* begin *

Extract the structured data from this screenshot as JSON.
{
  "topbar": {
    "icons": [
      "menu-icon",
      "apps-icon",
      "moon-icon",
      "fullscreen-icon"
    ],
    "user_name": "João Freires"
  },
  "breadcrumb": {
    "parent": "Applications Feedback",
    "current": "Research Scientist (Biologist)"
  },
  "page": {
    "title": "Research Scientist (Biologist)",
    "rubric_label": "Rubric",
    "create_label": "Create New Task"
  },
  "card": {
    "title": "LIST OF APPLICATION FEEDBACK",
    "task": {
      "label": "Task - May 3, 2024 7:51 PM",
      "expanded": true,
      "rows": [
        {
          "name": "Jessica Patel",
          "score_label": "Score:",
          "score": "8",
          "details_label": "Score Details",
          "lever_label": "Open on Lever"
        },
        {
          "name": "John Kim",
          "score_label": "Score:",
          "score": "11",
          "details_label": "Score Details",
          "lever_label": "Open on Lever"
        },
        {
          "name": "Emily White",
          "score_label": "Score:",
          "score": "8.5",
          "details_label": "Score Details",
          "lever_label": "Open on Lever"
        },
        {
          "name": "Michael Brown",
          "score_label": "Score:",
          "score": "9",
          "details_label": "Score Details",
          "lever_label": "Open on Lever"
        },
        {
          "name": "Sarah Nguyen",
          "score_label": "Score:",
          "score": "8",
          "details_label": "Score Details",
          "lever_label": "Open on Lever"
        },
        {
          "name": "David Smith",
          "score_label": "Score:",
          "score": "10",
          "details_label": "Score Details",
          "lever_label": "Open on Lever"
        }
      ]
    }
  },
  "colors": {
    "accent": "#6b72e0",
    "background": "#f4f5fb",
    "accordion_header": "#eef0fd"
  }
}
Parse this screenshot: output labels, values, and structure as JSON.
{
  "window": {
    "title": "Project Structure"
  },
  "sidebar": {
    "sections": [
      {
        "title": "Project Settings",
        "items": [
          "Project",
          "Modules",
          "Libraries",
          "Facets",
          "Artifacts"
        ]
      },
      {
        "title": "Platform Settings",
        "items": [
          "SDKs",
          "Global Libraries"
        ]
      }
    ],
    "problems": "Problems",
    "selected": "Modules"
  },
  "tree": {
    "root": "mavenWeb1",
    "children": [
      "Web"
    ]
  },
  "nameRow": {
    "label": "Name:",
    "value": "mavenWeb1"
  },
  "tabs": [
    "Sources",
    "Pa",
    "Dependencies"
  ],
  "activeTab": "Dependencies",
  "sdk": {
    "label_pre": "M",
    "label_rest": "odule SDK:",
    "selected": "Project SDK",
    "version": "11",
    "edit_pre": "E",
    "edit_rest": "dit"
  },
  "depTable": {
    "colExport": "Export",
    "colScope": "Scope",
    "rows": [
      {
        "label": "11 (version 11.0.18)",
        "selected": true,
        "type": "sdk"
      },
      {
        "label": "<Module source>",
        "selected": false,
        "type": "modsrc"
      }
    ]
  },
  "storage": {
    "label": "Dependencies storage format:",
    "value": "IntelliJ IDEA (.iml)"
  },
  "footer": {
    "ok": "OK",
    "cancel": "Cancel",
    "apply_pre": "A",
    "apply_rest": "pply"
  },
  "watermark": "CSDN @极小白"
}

* end *

Your task:
Determine how many lines in the listing above hold the word "JSON", answering with the number only.

Answer to this exercise:
2